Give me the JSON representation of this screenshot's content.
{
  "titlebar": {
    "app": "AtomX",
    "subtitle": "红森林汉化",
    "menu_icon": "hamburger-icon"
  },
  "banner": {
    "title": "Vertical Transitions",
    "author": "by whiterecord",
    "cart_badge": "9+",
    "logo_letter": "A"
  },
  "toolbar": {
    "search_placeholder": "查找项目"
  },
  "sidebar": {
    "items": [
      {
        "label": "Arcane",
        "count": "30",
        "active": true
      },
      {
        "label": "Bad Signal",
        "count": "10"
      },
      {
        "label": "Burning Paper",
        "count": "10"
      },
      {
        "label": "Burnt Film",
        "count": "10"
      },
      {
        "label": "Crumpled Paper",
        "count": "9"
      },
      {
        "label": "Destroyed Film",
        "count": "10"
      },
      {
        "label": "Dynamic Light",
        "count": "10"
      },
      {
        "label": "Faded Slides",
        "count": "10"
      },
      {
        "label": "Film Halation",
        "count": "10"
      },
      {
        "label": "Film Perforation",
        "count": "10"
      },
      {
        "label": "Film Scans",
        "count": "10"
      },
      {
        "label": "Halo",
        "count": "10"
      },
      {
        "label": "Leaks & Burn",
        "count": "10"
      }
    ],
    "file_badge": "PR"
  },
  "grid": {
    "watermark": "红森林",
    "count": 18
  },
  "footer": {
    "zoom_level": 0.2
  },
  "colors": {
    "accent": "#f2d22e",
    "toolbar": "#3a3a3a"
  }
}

Job —
Filter the listing above by the word "Film"; copy each line that passes.

Solution to this exercise —
        "label": "Burnt Film",
        "label": "Destroyed Film",
        "label": "Film Halation",
        "label": "Film Perforation",
        "label": "Film Scans",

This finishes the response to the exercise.